__INSTRUCTIONS TO FOLLOW__: Find the lines of data that contain the string "JSON", then list them.

__DATA ROWS__:
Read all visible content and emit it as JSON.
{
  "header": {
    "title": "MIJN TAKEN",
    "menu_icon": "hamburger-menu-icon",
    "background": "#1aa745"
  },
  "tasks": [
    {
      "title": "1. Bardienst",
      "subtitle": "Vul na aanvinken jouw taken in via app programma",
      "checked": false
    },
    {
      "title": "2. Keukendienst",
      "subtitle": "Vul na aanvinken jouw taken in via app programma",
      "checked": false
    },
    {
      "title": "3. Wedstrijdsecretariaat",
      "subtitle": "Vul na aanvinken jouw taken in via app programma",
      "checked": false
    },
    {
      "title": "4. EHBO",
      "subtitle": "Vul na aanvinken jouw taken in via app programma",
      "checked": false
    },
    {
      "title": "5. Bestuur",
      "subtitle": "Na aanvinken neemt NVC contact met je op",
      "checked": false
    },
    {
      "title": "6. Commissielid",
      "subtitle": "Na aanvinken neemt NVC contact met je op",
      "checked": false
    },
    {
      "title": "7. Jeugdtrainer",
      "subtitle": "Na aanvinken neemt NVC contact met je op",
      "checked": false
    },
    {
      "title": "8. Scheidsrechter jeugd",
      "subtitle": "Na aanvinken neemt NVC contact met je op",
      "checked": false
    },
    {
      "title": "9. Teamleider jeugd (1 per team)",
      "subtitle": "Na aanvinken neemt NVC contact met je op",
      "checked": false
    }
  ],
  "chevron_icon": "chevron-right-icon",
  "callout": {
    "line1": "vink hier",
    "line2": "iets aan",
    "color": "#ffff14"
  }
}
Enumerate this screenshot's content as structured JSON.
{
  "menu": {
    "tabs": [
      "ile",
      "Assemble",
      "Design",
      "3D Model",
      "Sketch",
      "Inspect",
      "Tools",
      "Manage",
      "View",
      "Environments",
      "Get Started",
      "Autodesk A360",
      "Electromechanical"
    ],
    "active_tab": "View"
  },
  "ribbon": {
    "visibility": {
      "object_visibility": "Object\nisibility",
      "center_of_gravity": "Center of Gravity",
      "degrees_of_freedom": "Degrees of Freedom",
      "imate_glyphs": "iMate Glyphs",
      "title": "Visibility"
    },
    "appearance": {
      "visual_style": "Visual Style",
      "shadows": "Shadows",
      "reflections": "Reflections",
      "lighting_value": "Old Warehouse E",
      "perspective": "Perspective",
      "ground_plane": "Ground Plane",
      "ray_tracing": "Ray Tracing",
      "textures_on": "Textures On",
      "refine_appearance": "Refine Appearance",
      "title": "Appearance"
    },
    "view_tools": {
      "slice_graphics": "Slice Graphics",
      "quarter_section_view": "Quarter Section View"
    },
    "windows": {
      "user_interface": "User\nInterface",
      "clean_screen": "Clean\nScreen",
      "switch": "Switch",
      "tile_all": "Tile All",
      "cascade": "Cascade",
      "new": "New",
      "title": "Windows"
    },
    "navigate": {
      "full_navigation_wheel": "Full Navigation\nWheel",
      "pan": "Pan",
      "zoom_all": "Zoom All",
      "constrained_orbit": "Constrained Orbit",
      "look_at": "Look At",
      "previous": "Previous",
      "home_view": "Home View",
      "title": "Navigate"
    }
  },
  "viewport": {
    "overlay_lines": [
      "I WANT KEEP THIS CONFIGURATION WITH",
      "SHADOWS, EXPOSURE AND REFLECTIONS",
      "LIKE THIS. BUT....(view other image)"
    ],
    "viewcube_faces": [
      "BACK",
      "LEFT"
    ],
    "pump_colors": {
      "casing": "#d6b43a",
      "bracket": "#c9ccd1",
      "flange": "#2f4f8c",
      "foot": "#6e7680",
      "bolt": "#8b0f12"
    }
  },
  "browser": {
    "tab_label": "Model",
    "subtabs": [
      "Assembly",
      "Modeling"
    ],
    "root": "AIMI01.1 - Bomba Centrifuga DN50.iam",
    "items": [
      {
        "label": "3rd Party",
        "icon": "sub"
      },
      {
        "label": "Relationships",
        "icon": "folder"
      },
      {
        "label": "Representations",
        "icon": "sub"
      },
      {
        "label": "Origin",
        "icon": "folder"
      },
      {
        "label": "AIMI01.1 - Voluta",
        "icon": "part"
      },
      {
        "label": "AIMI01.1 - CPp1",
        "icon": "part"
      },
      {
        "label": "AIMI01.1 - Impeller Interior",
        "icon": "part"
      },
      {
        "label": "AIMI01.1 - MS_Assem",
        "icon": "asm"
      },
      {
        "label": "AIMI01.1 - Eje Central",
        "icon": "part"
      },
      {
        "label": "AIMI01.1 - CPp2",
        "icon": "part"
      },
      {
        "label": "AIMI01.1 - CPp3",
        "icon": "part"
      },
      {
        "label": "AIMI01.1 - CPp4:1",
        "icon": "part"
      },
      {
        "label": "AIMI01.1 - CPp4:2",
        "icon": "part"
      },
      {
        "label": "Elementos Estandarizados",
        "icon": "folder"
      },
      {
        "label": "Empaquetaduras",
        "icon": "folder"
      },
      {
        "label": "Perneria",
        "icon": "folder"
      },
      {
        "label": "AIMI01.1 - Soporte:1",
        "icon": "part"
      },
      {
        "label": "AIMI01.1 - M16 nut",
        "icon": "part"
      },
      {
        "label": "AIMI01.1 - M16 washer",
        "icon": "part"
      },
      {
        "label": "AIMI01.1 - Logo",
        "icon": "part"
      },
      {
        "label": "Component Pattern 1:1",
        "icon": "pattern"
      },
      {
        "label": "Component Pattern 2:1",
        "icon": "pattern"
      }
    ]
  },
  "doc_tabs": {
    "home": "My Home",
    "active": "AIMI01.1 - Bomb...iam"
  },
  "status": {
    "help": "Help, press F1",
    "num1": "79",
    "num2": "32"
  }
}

__TASK OUTPUT__:
Read all visible content and emit it as JSON.
Enumerate this screenshot's content as structured JSON.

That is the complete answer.